Start GIVEN DATA

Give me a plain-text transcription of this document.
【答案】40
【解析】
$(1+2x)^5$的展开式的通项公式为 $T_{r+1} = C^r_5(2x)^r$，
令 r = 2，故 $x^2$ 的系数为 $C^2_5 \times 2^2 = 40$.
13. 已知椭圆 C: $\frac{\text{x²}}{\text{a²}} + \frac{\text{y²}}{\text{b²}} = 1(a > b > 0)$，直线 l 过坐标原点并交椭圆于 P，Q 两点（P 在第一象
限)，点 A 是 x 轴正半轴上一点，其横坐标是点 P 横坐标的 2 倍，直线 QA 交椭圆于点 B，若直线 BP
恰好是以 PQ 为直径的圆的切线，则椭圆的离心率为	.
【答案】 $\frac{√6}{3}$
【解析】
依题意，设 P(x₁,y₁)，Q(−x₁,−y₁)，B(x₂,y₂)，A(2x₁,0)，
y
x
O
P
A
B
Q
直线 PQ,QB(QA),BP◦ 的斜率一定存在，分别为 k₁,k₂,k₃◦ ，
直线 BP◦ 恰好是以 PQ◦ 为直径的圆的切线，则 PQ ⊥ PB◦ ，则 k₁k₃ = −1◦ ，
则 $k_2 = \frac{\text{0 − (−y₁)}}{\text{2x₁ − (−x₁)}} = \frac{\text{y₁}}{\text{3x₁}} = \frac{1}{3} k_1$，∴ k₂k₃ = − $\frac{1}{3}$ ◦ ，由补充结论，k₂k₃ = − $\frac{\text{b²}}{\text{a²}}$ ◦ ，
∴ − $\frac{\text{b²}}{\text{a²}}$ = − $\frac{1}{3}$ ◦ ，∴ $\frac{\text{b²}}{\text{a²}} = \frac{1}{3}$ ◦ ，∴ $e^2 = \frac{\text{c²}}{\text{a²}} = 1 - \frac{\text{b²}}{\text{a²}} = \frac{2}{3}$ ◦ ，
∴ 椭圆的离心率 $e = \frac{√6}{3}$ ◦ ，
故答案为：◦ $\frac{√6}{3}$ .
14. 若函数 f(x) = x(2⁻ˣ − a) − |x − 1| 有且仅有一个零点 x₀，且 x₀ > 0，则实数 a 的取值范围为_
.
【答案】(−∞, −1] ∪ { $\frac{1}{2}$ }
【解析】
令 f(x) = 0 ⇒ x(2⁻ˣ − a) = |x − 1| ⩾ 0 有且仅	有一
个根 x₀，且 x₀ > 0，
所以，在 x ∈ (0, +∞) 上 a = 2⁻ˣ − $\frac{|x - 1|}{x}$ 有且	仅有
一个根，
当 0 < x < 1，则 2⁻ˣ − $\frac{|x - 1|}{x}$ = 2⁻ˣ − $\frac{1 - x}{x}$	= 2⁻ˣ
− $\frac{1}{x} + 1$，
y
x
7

End GIVEN DATA
Start GIVEN DATA

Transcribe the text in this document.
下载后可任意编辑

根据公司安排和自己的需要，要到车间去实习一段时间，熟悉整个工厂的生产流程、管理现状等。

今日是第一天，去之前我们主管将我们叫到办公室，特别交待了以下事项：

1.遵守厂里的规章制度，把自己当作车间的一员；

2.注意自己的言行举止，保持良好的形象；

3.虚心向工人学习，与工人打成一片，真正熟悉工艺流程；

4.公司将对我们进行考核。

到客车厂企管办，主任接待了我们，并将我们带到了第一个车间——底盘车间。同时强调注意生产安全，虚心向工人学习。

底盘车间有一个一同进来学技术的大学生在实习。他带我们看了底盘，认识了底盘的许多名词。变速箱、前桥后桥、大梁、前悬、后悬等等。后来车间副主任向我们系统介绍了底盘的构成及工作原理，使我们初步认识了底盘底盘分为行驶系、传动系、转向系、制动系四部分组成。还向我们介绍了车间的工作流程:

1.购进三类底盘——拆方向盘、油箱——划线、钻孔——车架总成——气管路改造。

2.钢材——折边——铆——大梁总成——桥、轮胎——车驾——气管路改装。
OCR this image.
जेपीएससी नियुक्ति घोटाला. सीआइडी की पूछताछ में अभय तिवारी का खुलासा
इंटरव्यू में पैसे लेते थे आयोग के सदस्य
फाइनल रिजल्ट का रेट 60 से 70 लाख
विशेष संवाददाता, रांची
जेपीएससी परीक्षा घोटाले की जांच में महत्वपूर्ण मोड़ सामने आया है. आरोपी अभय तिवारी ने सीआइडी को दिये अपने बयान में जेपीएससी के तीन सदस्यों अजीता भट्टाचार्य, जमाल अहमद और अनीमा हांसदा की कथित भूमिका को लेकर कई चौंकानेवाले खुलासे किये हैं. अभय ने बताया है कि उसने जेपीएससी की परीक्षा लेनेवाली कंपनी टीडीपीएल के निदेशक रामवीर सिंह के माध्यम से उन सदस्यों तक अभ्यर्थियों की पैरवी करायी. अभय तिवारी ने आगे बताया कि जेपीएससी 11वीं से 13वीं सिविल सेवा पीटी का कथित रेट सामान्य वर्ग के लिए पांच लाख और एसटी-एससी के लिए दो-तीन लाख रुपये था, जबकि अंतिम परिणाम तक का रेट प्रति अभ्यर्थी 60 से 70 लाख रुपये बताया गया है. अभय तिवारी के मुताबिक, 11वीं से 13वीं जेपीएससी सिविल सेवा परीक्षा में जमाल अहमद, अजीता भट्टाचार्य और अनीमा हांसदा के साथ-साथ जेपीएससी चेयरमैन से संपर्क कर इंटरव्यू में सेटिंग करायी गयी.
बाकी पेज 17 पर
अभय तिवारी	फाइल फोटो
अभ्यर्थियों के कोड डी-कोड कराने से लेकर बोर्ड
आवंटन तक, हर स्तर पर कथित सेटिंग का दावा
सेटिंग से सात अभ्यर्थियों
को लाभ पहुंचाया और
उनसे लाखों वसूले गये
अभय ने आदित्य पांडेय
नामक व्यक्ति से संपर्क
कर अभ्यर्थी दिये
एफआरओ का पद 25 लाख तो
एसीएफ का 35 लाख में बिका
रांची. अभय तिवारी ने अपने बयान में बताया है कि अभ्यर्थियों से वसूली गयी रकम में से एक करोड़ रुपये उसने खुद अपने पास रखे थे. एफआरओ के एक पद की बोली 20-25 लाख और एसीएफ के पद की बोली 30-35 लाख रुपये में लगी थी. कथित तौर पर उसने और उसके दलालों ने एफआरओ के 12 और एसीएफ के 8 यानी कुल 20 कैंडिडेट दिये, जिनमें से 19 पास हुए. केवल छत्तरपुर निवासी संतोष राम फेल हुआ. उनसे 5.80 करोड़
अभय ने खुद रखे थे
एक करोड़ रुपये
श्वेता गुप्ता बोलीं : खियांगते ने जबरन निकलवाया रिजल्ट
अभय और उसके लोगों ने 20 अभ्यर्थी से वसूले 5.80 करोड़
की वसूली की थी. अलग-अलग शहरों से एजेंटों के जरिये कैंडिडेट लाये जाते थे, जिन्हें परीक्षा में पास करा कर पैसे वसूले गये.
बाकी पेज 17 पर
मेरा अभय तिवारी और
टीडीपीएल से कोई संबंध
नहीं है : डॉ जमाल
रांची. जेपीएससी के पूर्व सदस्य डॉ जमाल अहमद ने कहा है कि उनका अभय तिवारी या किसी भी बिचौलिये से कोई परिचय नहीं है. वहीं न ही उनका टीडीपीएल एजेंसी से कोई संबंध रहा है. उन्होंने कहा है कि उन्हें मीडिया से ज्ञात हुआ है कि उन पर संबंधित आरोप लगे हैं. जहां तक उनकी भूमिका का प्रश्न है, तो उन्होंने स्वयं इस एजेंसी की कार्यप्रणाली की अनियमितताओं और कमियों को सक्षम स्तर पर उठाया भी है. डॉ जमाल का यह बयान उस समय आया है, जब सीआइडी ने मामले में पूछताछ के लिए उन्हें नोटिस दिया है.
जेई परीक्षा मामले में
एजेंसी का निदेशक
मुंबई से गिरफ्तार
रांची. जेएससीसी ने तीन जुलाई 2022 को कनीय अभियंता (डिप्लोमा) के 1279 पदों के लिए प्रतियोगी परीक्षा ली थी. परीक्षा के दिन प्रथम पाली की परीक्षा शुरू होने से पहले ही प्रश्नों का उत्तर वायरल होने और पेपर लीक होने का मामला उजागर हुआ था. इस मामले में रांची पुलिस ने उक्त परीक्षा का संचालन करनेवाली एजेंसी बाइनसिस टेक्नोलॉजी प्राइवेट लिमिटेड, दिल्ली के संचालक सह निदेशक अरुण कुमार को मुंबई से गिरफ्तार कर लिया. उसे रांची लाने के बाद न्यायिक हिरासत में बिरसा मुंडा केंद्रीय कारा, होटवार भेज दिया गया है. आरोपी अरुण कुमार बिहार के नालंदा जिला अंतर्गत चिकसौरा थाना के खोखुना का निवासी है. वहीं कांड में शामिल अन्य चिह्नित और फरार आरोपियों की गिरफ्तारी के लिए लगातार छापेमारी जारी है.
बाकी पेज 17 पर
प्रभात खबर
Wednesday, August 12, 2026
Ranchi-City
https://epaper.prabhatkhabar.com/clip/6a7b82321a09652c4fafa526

End GIVEN DATA
Start GIVEN DATA

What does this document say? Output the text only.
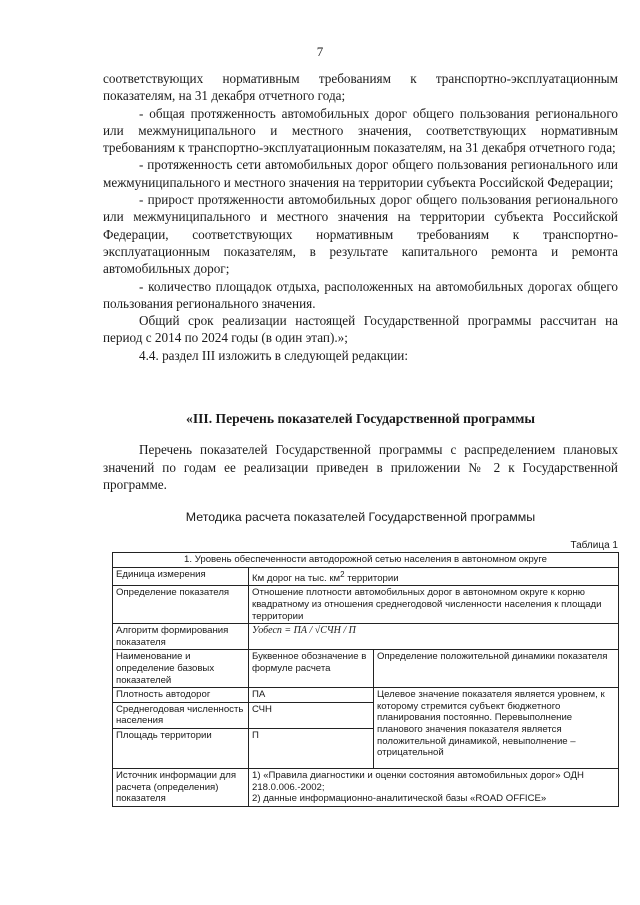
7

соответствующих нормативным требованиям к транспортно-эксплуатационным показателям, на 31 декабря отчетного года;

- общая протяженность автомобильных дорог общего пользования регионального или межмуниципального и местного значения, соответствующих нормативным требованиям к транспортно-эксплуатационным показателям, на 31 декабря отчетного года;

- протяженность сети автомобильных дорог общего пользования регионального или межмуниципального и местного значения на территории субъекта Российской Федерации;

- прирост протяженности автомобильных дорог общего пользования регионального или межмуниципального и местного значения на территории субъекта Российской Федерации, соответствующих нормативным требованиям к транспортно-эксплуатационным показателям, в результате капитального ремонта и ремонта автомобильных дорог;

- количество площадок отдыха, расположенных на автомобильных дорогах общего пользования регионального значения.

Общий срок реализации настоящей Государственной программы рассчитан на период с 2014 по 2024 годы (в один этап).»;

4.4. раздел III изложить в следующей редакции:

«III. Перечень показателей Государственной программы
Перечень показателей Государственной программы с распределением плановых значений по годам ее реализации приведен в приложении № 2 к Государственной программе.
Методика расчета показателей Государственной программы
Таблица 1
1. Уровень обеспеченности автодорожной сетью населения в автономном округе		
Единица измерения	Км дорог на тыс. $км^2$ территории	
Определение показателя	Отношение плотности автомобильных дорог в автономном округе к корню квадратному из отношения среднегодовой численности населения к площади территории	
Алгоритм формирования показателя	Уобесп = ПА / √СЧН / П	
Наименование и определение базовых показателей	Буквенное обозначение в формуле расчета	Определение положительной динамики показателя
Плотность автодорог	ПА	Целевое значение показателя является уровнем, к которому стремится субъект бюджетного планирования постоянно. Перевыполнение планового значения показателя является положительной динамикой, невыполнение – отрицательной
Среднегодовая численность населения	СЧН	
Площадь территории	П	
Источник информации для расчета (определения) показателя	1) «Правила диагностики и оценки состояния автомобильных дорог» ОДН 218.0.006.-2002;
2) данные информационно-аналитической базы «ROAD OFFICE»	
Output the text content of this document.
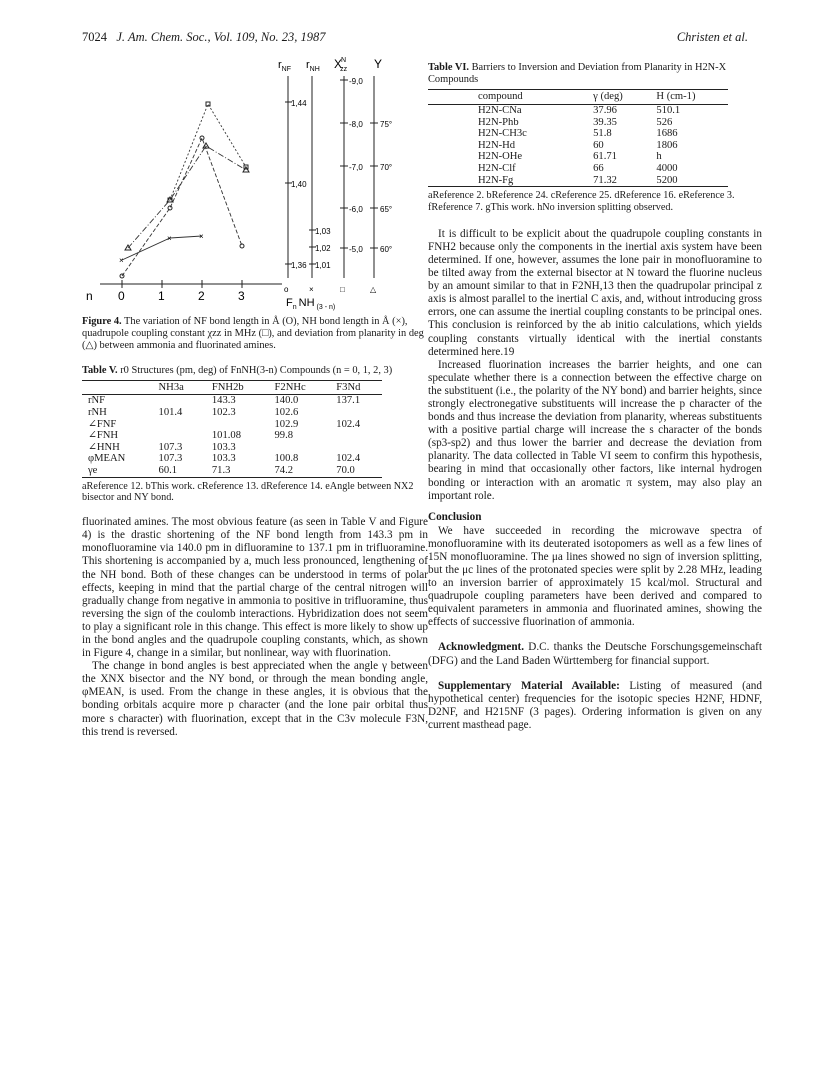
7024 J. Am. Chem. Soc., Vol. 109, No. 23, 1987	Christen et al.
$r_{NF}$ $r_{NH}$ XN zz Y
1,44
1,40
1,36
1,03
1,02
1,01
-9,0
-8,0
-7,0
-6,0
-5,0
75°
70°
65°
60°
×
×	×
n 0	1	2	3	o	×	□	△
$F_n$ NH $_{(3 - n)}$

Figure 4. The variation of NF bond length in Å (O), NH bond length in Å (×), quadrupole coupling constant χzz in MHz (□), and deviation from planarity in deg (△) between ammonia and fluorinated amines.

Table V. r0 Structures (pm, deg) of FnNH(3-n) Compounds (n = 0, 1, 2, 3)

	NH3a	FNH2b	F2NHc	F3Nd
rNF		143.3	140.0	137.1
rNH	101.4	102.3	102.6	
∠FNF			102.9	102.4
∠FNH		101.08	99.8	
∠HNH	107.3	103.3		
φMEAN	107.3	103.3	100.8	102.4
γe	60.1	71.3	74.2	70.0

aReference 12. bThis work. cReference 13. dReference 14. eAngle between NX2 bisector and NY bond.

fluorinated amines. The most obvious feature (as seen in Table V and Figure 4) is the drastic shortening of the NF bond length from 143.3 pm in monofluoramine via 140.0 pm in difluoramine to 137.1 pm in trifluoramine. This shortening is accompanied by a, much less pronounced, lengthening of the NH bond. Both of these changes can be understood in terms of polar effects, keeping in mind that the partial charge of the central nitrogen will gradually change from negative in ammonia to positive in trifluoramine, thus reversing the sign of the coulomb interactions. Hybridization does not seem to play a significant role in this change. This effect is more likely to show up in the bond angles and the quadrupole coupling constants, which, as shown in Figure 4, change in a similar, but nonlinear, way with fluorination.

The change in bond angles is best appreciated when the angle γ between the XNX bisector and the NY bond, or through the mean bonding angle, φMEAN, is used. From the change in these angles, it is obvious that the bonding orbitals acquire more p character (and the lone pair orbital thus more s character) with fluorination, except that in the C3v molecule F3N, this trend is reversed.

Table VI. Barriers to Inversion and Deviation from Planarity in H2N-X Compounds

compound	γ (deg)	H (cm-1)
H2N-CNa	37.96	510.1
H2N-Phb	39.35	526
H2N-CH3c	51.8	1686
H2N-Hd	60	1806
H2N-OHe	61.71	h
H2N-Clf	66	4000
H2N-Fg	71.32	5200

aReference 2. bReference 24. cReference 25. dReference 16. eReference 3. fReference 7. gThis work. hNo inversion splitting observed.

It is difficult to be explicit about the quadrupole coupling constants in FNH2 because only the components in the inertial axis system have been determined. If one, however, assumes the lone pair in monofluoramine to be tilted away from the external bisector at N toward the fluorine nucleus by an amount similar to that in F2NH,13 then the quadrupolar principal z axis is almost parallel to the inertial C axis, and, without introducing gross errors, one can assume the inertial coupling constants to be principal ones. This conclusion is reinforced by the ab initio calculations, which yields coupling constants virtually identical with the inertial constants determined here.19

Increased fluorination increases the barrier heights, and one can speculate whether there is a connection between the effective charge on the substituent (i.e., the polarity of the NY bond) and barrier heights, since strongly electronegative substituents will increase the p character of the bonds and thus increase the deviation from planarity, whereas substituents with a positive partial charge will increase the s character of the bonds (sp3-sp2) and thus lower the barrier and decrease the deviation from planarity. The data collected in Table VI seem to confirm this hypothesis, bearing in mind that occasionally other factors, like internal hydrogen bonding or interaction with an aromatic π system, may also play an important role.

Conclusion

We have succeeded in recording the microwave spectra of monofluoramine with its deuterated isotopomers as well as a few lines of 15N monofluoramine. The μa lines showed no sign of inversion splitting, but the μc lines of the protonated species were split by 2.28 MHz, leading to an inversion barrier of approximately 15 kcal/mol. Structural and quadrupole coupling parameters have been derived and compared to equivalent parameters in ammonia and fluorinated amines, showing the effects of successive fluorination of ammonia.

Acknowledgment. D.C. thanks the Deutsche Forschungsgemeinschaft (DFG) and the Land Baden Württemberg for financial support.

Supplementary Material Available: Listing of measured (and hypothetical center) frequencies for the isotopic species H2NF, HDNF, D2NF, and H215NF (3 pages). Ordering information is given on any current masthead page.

End GIVEN DATA

**WHAT YOU SHOULD DO:**
In the entries above, find each line with the word "which" and copy it.

**IN RESPONSE:**
fluorinated amines. The most obvious feature (as seen in Table V and Figure 4) is the drastic shortening of the NF bond length from 143.3 pm in monofluoramine via 140.0 pm in difluoramine to 137.1 pm in trifluoramine. This shortening is accompanied by a, much less pronounced, lengthening of the NH bond. Both of these changes can be understood in terms of polar effects, keeping in mind that the partial charge of the central nitrogen will gradually change from negative in ammonia to positive in trifluoramine, thus reversing the sign of the coulomb interactions. Hybridization does not seem to play a significant role in this change. This effect is more likely to show up in the bond angles and the quadrupole coupling constants, which, as shown in Figure 4, change in a similar, but nonlinear, way with fluorination.
It is difficult to be explicit about the quadrupole coupling constants in FNH2 because only the components in the inertial axis system have been determined. If one, however, assumes the lone pair in monofluoramine to be tilted away from the external bisector at N toward the fluorine nucleus by an amount similar to that in F2NH,13 then the quadrupolar principal z axis is almost parallel to the inertial C axis, and, without introducing gross errors, one can assume the inertial coupling constants to be principal ones. This conclusion is reinforced by the ab initio calculations, which yields coupling constants virtually identical with the inertial constants determined here.19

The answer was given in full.